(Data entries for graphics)
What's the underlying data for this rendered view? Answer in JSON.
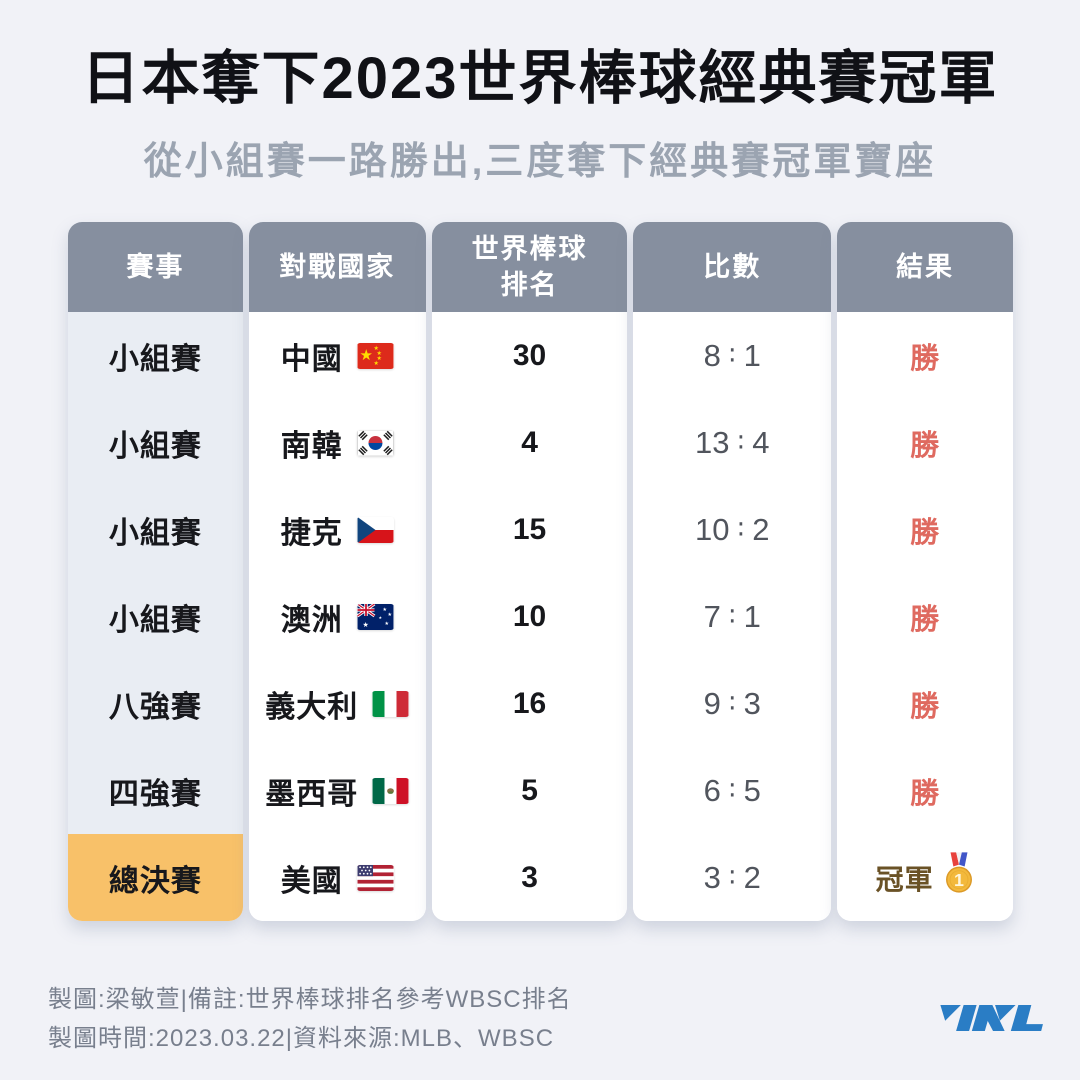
{
  "page": {
    "title": "日本奪下2023世界棒球經典賽冠軍",
    "subtitle": "從小組賽一路勝出,三度奪下經典賽冠軍寶座",
    "background": "#f1f2f7"
  },
  "table": {
    "headers": [
      "賽事",
      "對戰國家",
      "世界棒球\n排名",
      "比數",
      "結果"
    ],
    "rows": [
      {
        "stage": "小組賽",
        "country": "中國",
        "flag": "china",
        "rank": "30",
        "score": "8:1",
        "result": "勝",
        "result_type": "win"
      },
      {
        "stage": "小組賽",
        "country": "南韓",
        "flag": "south-korea",
        "rank": "4",
        "score": "13:4",
        "result": "勝",
        "result_type": "win"
      },
      {
        "stage": "小組賽",
        "country": "捷克",
        "flag": "czechia",
        "rank": "15",
        "score": "10:2",
        "result": "勝",
        "result_type": "win"
      },
      {
        "stage": "小組賽",
        "country": "澳洲",
        "flag": "australia",
        "rank": "10",
        "score": "7:1",
        "result": "勝",
        "result_type": "win"
      },
      {
        "stage": "八強賽",
        "country": "義大利",
        "flag": "italy",
        "rank": "16",
        "score": "9:3",
        "result": "勝",
        "result_type": "win"
      },
      {
        "stage": "四強賽",
        "country": "墨西哥",
        "flag": "mexico",
        "rank": "5",
        "score": "6:5",
        "result": "勝",
        "result_type": "win"
      },
      {
        "stage": "總決賽",
        "country": "美國",
        "flag": "usa",
        "rank": "3",
        "score": "3:2",
        "result": "冠軍",
        "result_type": "champion",
        "medal_icon": "gold-medal"
      }
    ],
    "colors": {
      "header_bg": "#868f9f",
      "stage_column_bg": "#e9edf3",
      "champion_row_bg": "#f8c169",
      "win_text": "#df6a60",
      "champion_text": "#6a5226",
      "score_text": "#51555d"
    }
  },
  "footer": {
    "line1": "製圖:梁敏萱|備註:世界棒球排名參考WBSC排名",
    "line2": "製圖時間:2023.03.22|資料來源:MLB、WBSC",
    "logo_text": "TNL",
    "logo_color": "#2a7dc5"
  },
  "icons": [
    "china-flag",
    "south-korea-flag",
    "czechia-flag",
    "australia-flag",
    "italy-flag",
    "mexico-flag",
    "usa-flag",
    "gold-medal",
    "tnl-logo"
  ],
  "chart_data": {
    "type": "table",
    "title": "日本奪下2023世界棒球經典賽冠軍",
    "subtitle": "從小組賽一路勝出,三度奪下經典賽冠軍寶座",
    "columns": [
      "賽事",
      "對戰國家",
      "世界棒球排名",
      "比數",
      "結果"
    ],
    "rows": [
      [
        "小組賽",
        "中國",
        30,
        "8:1",
        "勝"
      ],
      [
        "小組賽",
        "南韓",
        4,
        "13:4",
        "勝"
      ],
      [
        "小組賽",
        "捷克",
        15,
        "10:2",
        "勝"
      ],
      [
        "小組賽",
        "澳洲",
        10,
        "7:1",
        "勝"
      ],
      [
        "八強賽",
        "義大利",
        16,
        "9:3",
        "勝"
      ],
      [
        "四強賽",
        "墨西哥",
        5,
        "6:5",
        "勝"
      ],
      [
        "總決賽",
        "美國",
        3,
        "3:2",
        "冠軍"
      ]
    ]
  }
}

STATED TASK
Output the records above exactly; leave out the pictures.

EXERCISE RESPONSE
What's the underlying data for this rendered view? Answer in JSON.
{
  "page": {
    "title": "日本奪下2023世界棒球經典賽冠軍",
    "subtitle": "從小組賽一路勝出,三度奪下經典賽冠軍寶座",
    "background": "#f1f2f7"
  },
  "table": {
    "headers": [
      "賽事",
      "對戰國家",
      "世界棒球\n排名",
      "比數",
      "結果"
    ],
    "rows": [
      {
        "stage": "小組賽",
        "country": "中國",
        "flag": "china",
        "rank": "30",
        "score": "8:1",
        "result": "勝",
        "result_type": "win"
      },
      {
        "stage": "小組賽",
        "country": "南韓",
        "flag": "south-korea",
        "rank": "4",
        "score": "13:4",
        "result": "勝",
        "result_type": "win"
      },
      {
        "stage": "小組賽",
        "country": "捷克",
        "flag": "czechia",
        "rank": "15",
        "score": "10:2",
        "result": "勝",
        "result_type": "win"
      },
      {
        "stage": "小組賽",
        "country": "澳洲",
        "flag": "australia",
        "rank": "10",
        "score": "7:1",
        "result": "勝",
        "result_type": "win"
      },
      {
        "stage": "八強賽",
        "country": "義大利",
        "flag": "italy",
        "rank": "16",
        "score": "9:3",
        "result": "勝",
        "result_type": "win"
      },
      {
        "stage": "四強賽",
        "country": "墨西哥",
        "flag": "mexico",
        "rank": "5",
        "score": "6:5",
        "result": "勝",
        "result_type": "win"
      },
      {
        "stage": "總決賽",
        "country": "美國",
        "flag": "usa",
        "rank": "3",
        "score": "3:2",
        "result": "冠軍",
        "result_type": "champion",
        "medal_icon": "gold-medal"
      }
    ],
    "colors": {
      "header_bg": "#868f9f",
      "stage_column_bg": "#e9edf3",
      "champion_row_bg": "#f8c169",
      "win_text": "#df6a60",
      "champion_text": "#6a5226",
      "score_text": "#51555d"
    }
  },
  "footer": {
    "line1": "製圖:梁敏萱|備註:世界棒球排名參考WBSC排名",
    "line2": "製圖時間:2023.03.22|資料來源:MLB、WBSC",
    "logo_text": "TNL",
    "logo_color": "#2a7dc5"
  },
  "icons": [
    "china-flag",
    "south-korea-flag",
    "czechia-flag",
    "australia-flag",
    "italy-flag",
    "mexico-flag",
    "usa-flag",
    "gold-medal",
    "tnl-logo"
  ],
  "chart_data": {
    "type": "table",
    "title": "日本奪下2023世界棒球經典賽冠軍",
    "subtitle": "從小組賽一路勝出,三度奪下經典賽冠軍寶座",
    "columns": [
      "賽事",
      "對戰國家",
      "世界棒球排名",
      "比數",
      "結果"
    ],
    "rows": [
      [
        "小組賽",
        "中國",
        30,
        "8:1",
        "勝"
      ],
      [
        "小組賽",
        "南韓",
        4,
        "13:4",
        "勝"
      ],
      [
        "小組賽",
        "捷克",
        15,
        "10:2",
        "勝"
      ],
      [
        "小組賽",
        "澳洲",
        10,
        "7:1",
        "勝"
      ],
      [
        "八強賽",
        "義大利",
        16,
        "9:3",
        "勝"
      ],
      [
        "四強賽",
        "墨西哥",
        5,
        "6:5",
        "勝"
      ],
      [
        "總決賽",
        "美國",
        3,
        "3:2",
        "冠軍"
      ]
    ]
  }
}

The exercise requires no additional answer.